Provide the records once more, identical to the original.

*** Supplied material

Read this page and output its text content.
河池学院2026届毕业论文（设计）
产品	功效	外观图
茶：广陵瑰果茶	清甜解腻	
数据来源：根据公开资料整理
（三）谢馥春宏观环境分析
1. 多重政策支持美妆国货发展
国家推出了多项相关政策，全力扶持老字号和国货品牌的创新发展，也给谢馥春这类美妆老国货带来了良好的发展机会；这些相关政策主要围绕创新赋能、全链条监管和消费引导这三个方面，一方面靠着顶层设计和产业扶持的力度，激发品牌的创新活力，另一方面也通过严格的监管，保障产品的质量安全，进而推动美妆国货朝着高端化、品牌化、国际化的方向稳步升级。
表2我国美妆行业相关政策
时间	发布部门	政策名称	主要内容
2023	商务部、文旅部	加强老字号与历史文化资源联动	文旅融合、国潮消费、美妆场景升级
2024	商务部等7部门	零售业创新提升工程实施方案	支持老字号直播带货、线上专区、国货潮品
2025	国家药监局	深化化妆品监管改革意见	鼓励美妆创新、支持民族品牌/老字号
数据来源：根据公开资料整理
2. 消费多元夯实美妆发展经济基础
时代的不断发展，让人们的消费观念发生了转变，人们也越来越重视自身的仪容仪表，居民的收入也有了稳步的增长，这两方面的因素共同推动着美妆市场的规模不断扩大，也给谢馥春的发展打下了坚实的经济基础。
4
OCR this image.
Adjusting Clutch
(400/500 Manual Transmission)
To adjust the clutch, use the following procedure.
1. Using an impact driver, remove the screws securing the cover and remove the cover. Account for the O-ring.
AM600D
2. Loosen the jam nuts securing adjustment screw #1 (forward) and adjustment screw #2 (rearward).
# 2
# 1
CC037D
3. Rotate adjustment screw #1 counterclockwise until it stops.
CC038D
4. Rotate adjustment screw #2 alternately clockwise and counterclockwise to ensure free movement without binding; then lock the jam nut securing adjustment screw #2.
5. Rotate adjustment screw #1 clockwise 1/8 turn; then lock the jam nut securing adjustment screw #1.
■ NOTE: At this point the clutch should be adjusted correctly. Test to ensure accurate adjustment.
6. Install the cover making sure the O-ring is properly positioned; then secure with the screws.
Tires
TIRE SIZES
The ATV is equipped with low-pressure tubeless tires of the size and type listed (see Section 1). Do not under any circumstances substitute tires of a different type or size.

******

Exercise answer =
Read this page and output its text content.
河池学院2026届毕业论文（设计）
产品	功效	外观图
茶：广陵瑰果茶	清甜解腻	
数据来源：根据公开资料整理
（三）谢馥春宏观环境分析
1. 多重政策支持美妆国货发展
国家推出了多项相关政策，全力扶持老字号和国货品牌的创新发展，也给谢馥春这类美妆老国货带来了良好的发展机会；这些相关政策主要围绕创新赋能、全链条监管和消费引导这三个方面，一方面靠着顶层设计和产业扶持的力度，激发品牌的创新活力，另一方面也通过严格的监管，保障产品的质量安全，进而推动美妆国货朝着高端化、品牌化、国际化的方向稳步升级。
表2我国美妆行业相关政策
时间	发布部门	政策名称	主要内容
2023	商务部、文旅部	加强老字号与历史文化资源联动	文旅融合、国潮消费、美妆场景升级
2024	商务部等7部门	零售业创新提升工程实施方案	支持老字号直播带货、线上专区、国货潮品
2025	国家药监局	深化化妆品监管改革意见	鼓励美妆创新、支持民族品牌/老字号
数据来源：根据公开资料整理
2. 消费多元夯实美妆发展经济基础
时代的不断发展，让人们的消费观念发生了转变，人们也越来越重视自身的仪容仪表，居民的收入也有了稳步的增长，这两方面的因素共同推动着美妆市场的规模不断扩大，也给谢馥春的发展打下了坚实的经济基础。
4
OCR this image.
Adjusting Clutch
(400/500 Manual Transmission)
To adjust the clutch, use the following procedure.
1. Using an impact driver, remove the screws securing the cover and remove the cover. Account for the O-ring.
AM600D
2. Loosen the jam nuts securing adjustment screw #1 (forward) and adjustment screw #2 (rearward).
# 2
# 1
CC037D
3. Rotate adjustment screw #1 counterclockwise until it stops.
CC038D
4. Rotate adjustment screw #2 alternately clockwise and counterclockwise to ensure free movement without binding; then lock the jam nut securing adjustment screw #2.
5. Rotate adjustment screw #1 clockwise 1/8 turn; then lock the jam nut securing adjustment screw #1.
■ NOTE: At this point the clutch should be adjusted correctly. Test to ensure accurate adjustment.
6. Install the cover making sure the O-ring is properly positioned; then secure with the screws.
Tires
TIRE SIZES
The ATV is equipped with low-pressure tubeless tires of the size and type listed (see Section 1). Do not under any circumstances substitute tires of a different type or size.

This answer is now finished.